— Start Extracted entries —

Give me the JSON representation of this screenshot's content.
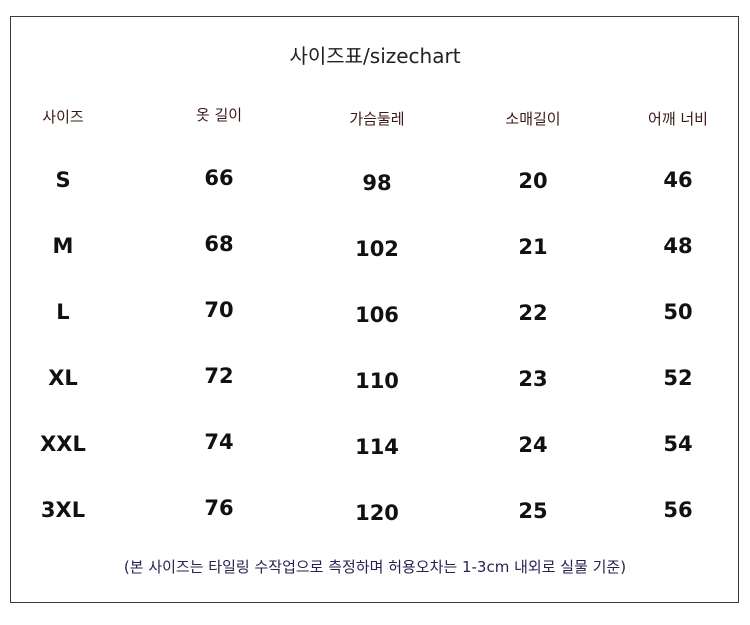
{
  "title": "사이즈표/sizechart",
  "columns": [
    "사이즈",
    "옷 길이",
    "가슴둘레",
    "소매길이",
    "어깨 너비"
  ],
  "rows": [
    [
      "S",
      "66",
      "98",
      "20",
      "46"
    ],
    [
      "M",
      "68",
      "102",
      "21",
      "48"
    ],
    [
      "L",
      "70",
      "106",
      "22",
      "50"
    ],
    [
      "XL",
      "72",
      "110",
      "23",
      "52"
    ],
    [
      "XXL",
      "74",
      "114",
      "24",
      "54"
    ],
    [
      "3XL",
      "76",
      "120",
      "25",
      "56"
    ]
  ],
  "note": "(본 사이즈는 타일링 수작업으로 측정하며 허용오차는 1-3cm 내외로 실물 기준)"
}
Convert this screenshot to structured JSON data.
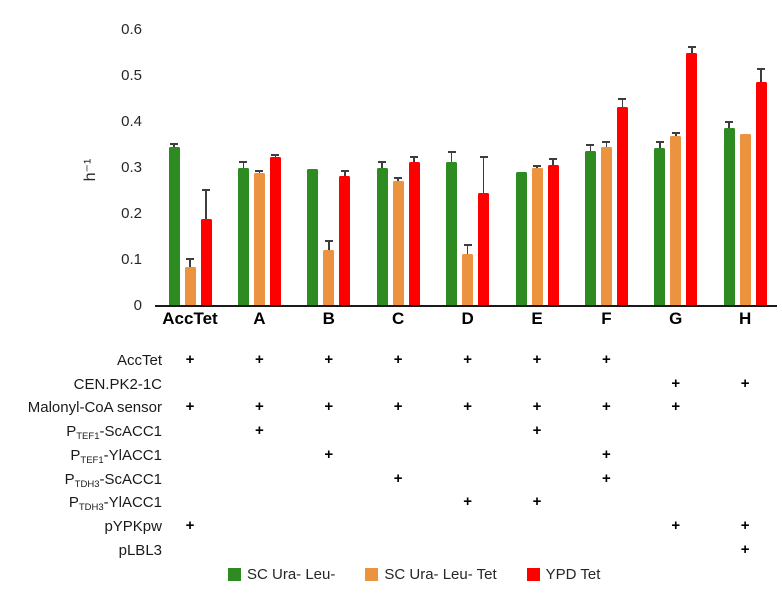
{
  "chart_data": {
    "type": "bar",
    "title": "",
    "ylabel": "h⁻¹",
    "xlabel": "",
    "ylim": [
      0,
      0.6
    ],
    "yticks": [
      0.6,
      0.5,
      0.4,
      0.3,
      0.2,
      0.1,
      0
    ],
    "ytick_labels": [
      "0.6",
      "0.5",
      "0.4",
      "0.3",
      "0.2",
      "0.1",
      "0"
    ],
    "grid": false,
    "legend_position": "bottom",
    "categories": [
      "AccTet",
      "A",
      "B",
      "C",
      "D",
      "E",
      "F",
      "G",
      "H"
    ],
    "series": [
      {
        "name": "SC Ura- Leu-",
        "color": "#2E8B22",
        "values": [
          0.345,
          0.3,
          0.298,
          0.301,
          0.312,
          0.291,
          0.336,
          0.343,
          0.388
        ],
        "errors_plus": [
          0.008,
          0.012,
          0,
          0.011,
          0.022,
          0,
          0.013,
          0.014,
          0.013
        ]
      },
      {
        "name": "SC Ura- Leu- Tet",
        "color": "#EC9340",
        "values": [
          0.085,
          0.289,
          0.122,
          0.272,
          0.113,
          0.301,
          0.345,
          0.37,
          0.374
        ],
        "errors_plus": [
          0.017,
          0.004,
          0.019,
          0.006,
          0.02,
          0.004,
          0.011,
          0.007,
          0
        ]
      },
      {
        "name": "YPD Tet",
        "color": "#FF0000",
        "values": [
          0.19,
          0.324,
          0.283,
          0.312,
          0.246,
          0.307,
          0.433,
          0.551,
          0.487
        ],
        "errors_plus": [
          0.063,
          0.004,
          0.011,
          0.011,
          0.078,
          0.013,
          0.016,
          0.011,
          0.028
        ]
      }
    ]
  },
  "table": {
    "plus_glyph": "+",
    "columns": [
      "AccTet",
      "A",
      "B",
      "C",
      "D",
      "E",
      "F",
      "G",
      "H"
    ],
    "rows": [
      {
        "pre": "AccTet",
        "sub": "",
        "post": "",
        "cells": [
          1,
          1,
          1,
          1,
          1,
          1,
          1,
          0,
          0
        ]
      },
      {
        "pre": "CEN.PK2-1C",
        "sub": "",
        "post": "",
        "cells": [
          0,
          0,
          0,
          0,
          0,
          0,
          0,
          1,
          1
        ]
      },
      {
        "pre": "Malonyl-CoA sensor",
        "sub": "",
        "post": "",
        "cells": [
          1,
          1,
          1,
          1,
          1,
          1,
          1,
          1,
          0
        ]
      },
      {
        "pre": "P",
        "sub": "TEF1",
        "post": "-ScACC1",
        "cells": [
          0,
          1,
          0,
          0,
          0,
          1,
          0,
          0,
          0
        ]
      },
      {
        "pre": "P",
        "sub": "TEF1",
        "post": "-YlACC1",
        "cells": [
          0,
          0,
          1,
          0,
          0,
          0,
          1,
          0,
          0
        ]
      },
      {
        "pre": "P",
        "sub": "TDH3",
        "post": "-ScACC1",
        "cells": [
          0,
          0,
          0,
          1,
          0,
          0,
          1,
          0,
          0
        ]
      },
      {
        "pre": "P",
        "sub": "TDH3",
        "post": "-YlACC1",
        "cells": [
          0,
          0,
          0,
          0,
          1,
          1,
          0,
          0,
          0
        ]
      },
      {
        "pre": "pYPKpw",
        "sub": "",
        "post": "",
        "cells": [
          1,
          0,
          0,
          0,
          0,
          0,
          0,
          1,
          1
        ]
      },
      {
        "pre": "pLBL3",
        "sub": "",
        "post": "",
        "cells": [
          0,
          0,
          0,
          0,
          0,
          0,
          0,
          0,
          1
        ]
      }
    ]
  },
  "legend": {
    "items": [
      {
        "label": "SC Ura- Leu-",
        "color": "#2E8B22"
      },
      {
        "label": "SC Ura- Leu- Tet",
        "color": "#EC9340"
      },
      {
        "label": "YPD Tet",
        "color": "#FF0000"
      }
    ]
  }
}
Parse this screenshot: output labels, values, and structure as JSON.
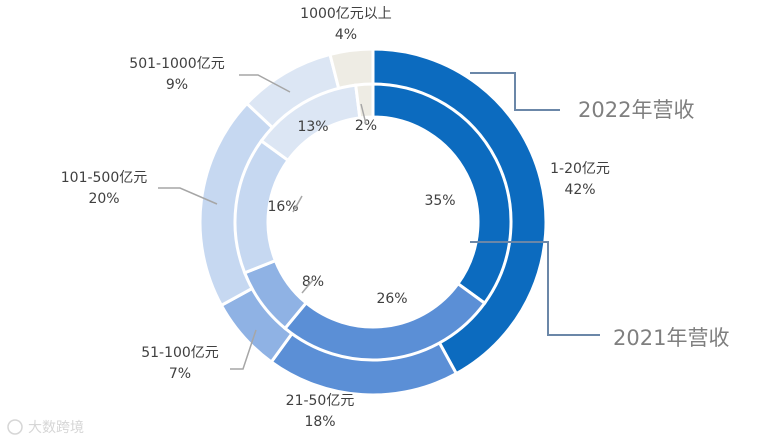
{
  "chart_data": {
    "type": "donut",
    "categories": [
      "1-20亿元",
      "21-50亿元",
      "51-100亿元",
      "101-500亿元",
      "501-1000亿元",
      "1000亿元以上"
    ],
    "series": [
      {
        "name": "2022年营收",
        "ring": "outer",
        "values": [
          42,
          18,
          7,
          20,
          9,
          4
        ],
        "labels": [
          "42%",
          "18%",
          "7%",
          "20%",
          "9%",
          "4%"
        ]
      },
      {
        "name": "2021年营收",
        "ring": "inner",
        "values": [
          35,
          26,
          8,
          16,
          13,
          2
        ],
        "labels": [
          "35%",
          "26%",
          "8%",
          "16%",
          "13%",
          "2%"
        ]
      }
    ],
    "colors": [
      "#0c6bbf",
      "#5b8fd6",
      "#8fb2e4",
      "#c6d8f1",
      "#dce6f4",
      "#eeece4"
    ]
  },
  "watermark": "大数跨境"
}
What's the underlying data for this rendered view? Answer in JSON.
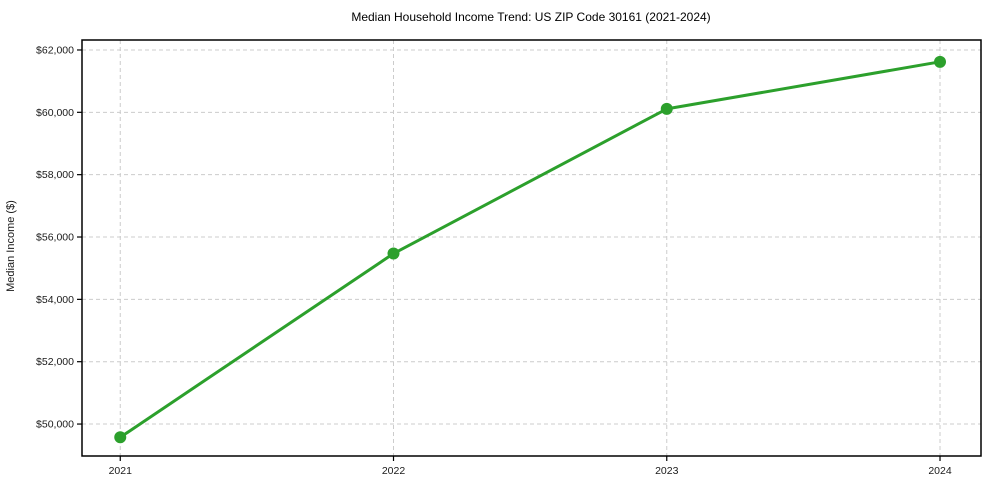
{
  "chart_data": {
    "type": "line",
    "title": "Median Household Income Trend: US ZIP Code 30161 (2021-2024)",
    "ylabel": "Median Income ($)",
    "xlabel": "",
    "x": [
      2021,
      2022,
      2023,
      2024
    ],
    "xtick_labels": [
      "2021",
      "2022",
      "2023",
      "2024"
    ],
    "series": [
      {
        "name": "Median household income",
        "values": [
          49575,
          55470,
          60110,
          61620
        ],
        "color": "#2ca02c",
        "marker": "circle",
        "marker_size": 6,
        "line_width": 3
      }
    ],
    "yticks": [
      50000,
      52000,
      54000,
      56000,
      58000,
      60000,
      62000
    ],
    "ytick_labels": [
      "$50,000",
      "$52,000",
      "$54,000",
      "$56,000",
      "$58,000",
      "$60,000",
      "$62,000"
    ],
    "xlim": [
      2020.86,
      2024.15
    ],
    "ylim": [
      48975,
      62320
    ],
    "grid": true,
    "grid_color": "#cccccc",
    "grid_dash": "4 3",
    "legend_position": "none",
    "colors": {
      "spine": "#000000",
      "text": "#1a1a1a",
      "title_text": "#000000",
      "background": "#ffffff"
    }
  }
}
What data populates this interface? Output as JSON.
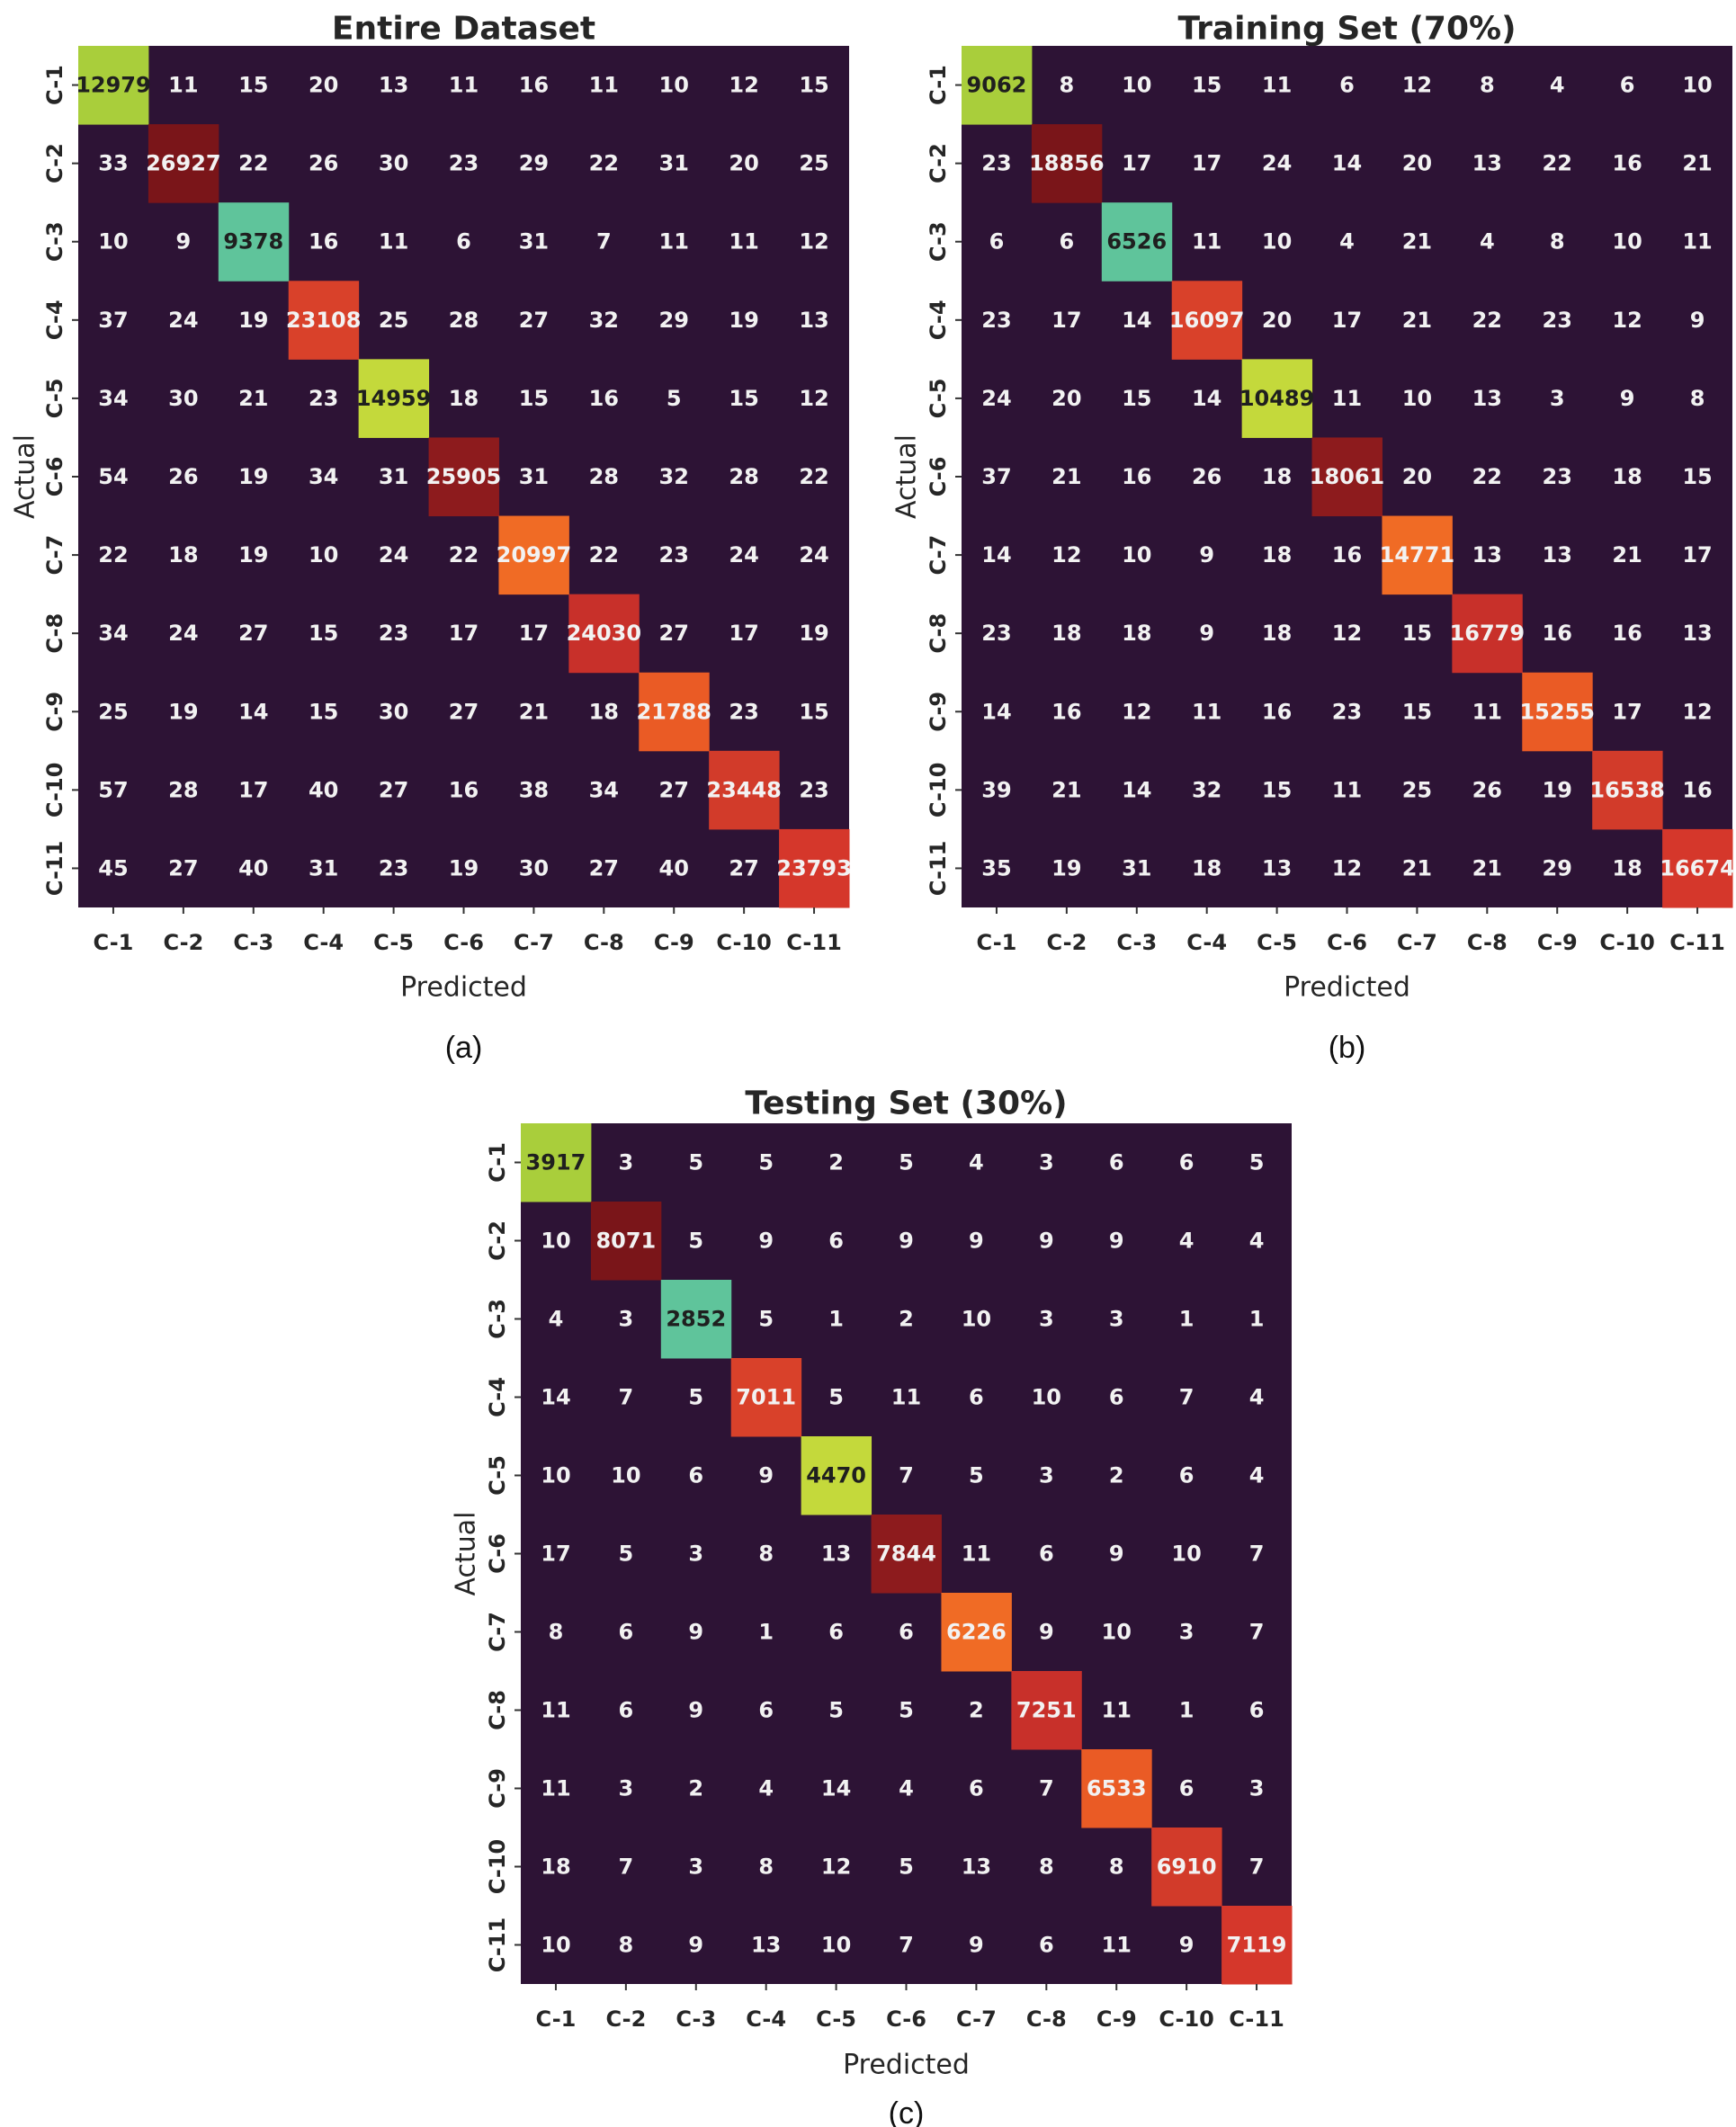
{
  "colors": {
    "background": "#2d1335",
    "diagonal": [
      "#a9ce3b",
      "#7a1519",
      "#5fc49b",
      "#d9412a",
      "#c4d93b",
      "#8d1b1d",
      "#f06b25",
      "#c8302a",
      "#ea5b25",
      "#d23b2a",
      "#d5372b"
    ],
    "light_text": "#f2f2f2",
    "dark_text": "#1f1f1f"
  },
  "chart_data": [
    {
      "type": "heatmap",
      "title": "Entire Dataset",
      "caption": "(a)",
      "xlabel": "Predicted",
      "ylabel": "Actual",
      "x_categories": [
        "C-1",
        "C-2",
        "C-3",
        "C-4",
        "C-5",
        "C-6",
        "C-7",
        "C-8",
        "C-9",
        "C-10",
        "C-11"
      ],
      "y_categories": [
        "C-1",
        "C-2",
        "C-3",
        "C-4",
        "C-5",
        "C-6",
        "C-7",
        "C-8",
        "C-9",
        "C-10",
        "C-11"
      ],
      "values": [
        [
          12979,
          11,
          15,
          20,
          13,
          11,
          16,
          11,
          10,
          12,
          15
        ],
        [
          33,
          26927,
          22,
          26,
          30,
          23,
          29,
          22,
          31,
          20,
          25
        ],
        [
          10,
          9,
          9378,
          16,
          11,
          6,
          31,
          7,
          11,
          11,
          12
        ],
        [
          37,
          24,
          19,
          23108,
          25,
          28,
          27,
          32,
          29,
          19,
          13
        ],
        [
          34,
          30,
          21,
          23,
          14959,
          18,
          15,
          16,
          5,
          15,
          12
        ],
        [
          54,
          26,
          19,
          34,
          31,
          25905,
          31,
          28,
          32,
          28,
          22
        ],
        [
          22,
          18,
          19,
          10,
          24,
          22,
          20997,
          22,
          23,
          24,
          24
        ],
        [
          34,
          24,
          27,
          15,
          23,
          17,
          17,
          24030,
          27,
          17,
          19
        ],
        [
          25,
          19,
          14,
          15,
          30,
          27,
          21,
          18,
          21788,
          23,
          15
        ],
        [
          57,
          28,
          17,
          40,
          27,
          16,
          38,
          34,
          27,
          23448,
          23
        ],
        [
          45,
          27,
          40,
          31,
          23,
          19,
          30,
          27,
          40,
          27,
          23793
        ]
      ]
    },
    {
      "type": "heatmap",
      "title": "Training Set (70%)",
      "caption": "(b)",
      "xlabel": "Predicted",
      "ylabel": "Actual",
      "x_categories": [
        "C-1",
        "C-2",
        "C-3",
        "C-4",
        "C-5",
        "C-6",
        "C-7",
        "C-8",
        "C-9",
        "C-10",
        "C-11"
      ],
      "y_categories": [
        "C-1",
        "C-2",
        "C-3",
        "C-4",
        "C-5",
        "C-6",
        "C-7",
        "C-8",
        "C-9",
        "C-10",
        "C-11"
      ],
      "values": [
        [
          9062,
          8,
          10,
          15,
          11,
          6,
          12,
          8,
          4,
          6,
          10
        ],
        [
          23,
          18856,
          17,
          17,
          24,
          14,
          20,
          13,
          22,
          16,
          21
        ],
        [
          6,
          6,
          6526,
          11,
          10,
          4,
          21,
          4,
          8,
          10,
          11
        ],
        [
          23,
          17,
          14,
          16097,
          20,
          17,
          21,
          22,
          23,
          12,
          9
        ],
        [
          24,
          20,
          15,
          14,
          10489,
          11,
          10,
          13,
          3,
          9,
          8
        ],
        [
          37,
          21,
          16,
          26,
          18,
          18061,
          20,
          22,
          23,
          18,
          15
        ],
        [
          14,
          12,
          10,
          9,
          18,
          16,
          14771,
          13,
          13,
          21,
          17
        ],
        [
          23,
          18,
          18,
          9,
          18,
          12,
          15,
          16779,
          16,
          16,
          13
        ],
        [
          14,
          16,
          12,
          11,
          16,
          23,
          15,
          11,
          15255,
          17,
          12
        ],
        [
          39,
          21,
          14,
          32,
          15,
          11,
          25,
          26,
          19,
          16538,
          16
        ],
        [
          35,
          19,
          31,
          18,
          13,
          12,
          21,
          21,
          29,
          18,
          16674
        ]
      ]
    },
    {
      "type": "heatmap",
      "title": "Testing Set (30%)",
      "caption": "(c)",
      "xlabel": "Predicted",
      "ylabel": "Actual",
      "x_categories": [
        "C-1",
        "C-2",
        "C-3",
        "C-4",
        "C-5",
        "C-6",
        "C-7",
        "C-8",
        "C-9",
        "C-10",
        "C-11"
      ],
      "y_categories": [
        "C-1",
        "C-2",
        "C-3",
        "C-4",
        "C-5",
        "C-6",
        "C-7",
        "C-8",
        "C-9",
        "C-10",
        "C-11"
      ],
      "values": [
        [
          3917,
          3,
          5,
          5,
          2,
          5,
          4,
          3,
          6,
          6,
          5
        ],
        [
          10,
          8071,
          5,
          9,
          6,
          9,
          9,
          9,
          9,
          4,
          4
        ],
        [
          4,
          3,
          2852,
          5,
          1,
          2,
          10,
          3,
          3,
          1,
          1
        ],
        [
          14,
          7,
          5,
          7011,
          5,
          11,
          6,
          10,
          6,
          7,
          4
        ],
        [
          10,
          10,
          6,
          9,
          4470,
          7,
          5,
          3,
          2,
          6,
          4
        ],
        [
          17,
          5,
          3,
          8,
          13,
          7844,
          11,
          6,
          9,
          10,
          7
        ],
        [
          8,
          6,
          9,
          1,
          6,
          6,
          6226,
          9,
          10,
          3,
          7
        ],
        [
          11,
          6,
          9,
          6,
          5,
          5,
          2,
          7251,
          11,
          1,
          6
        ],
        [
          11,
          3,
          2,
          4,
          14,
          4,
          6,
          7,
          6533,
          6,
          3
        ],
        [
          18,
          7,
          3,
          8,
          12,
          5,
          13,
          8,
          8,
          6910,
          7
        ],
        [
          10,
          8,
          9,
          13,
          10,
          7,
          9,
          6,
          11,
          9,
          7119
        ]
      ]
    }
  ]
}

— End Extracted entries —

Isolate the lines above that contain the word "this" and copy them.

▶ Solution below
Give me the JSON representation of this screenshot's content.
Convert this screenshot to structured JSON data.
Parse this screenshot: output labels, values, and structure as JSON.
What's the underlying data for this rendered view? Answer in JSON.
What data populates this interface? Output as JSON.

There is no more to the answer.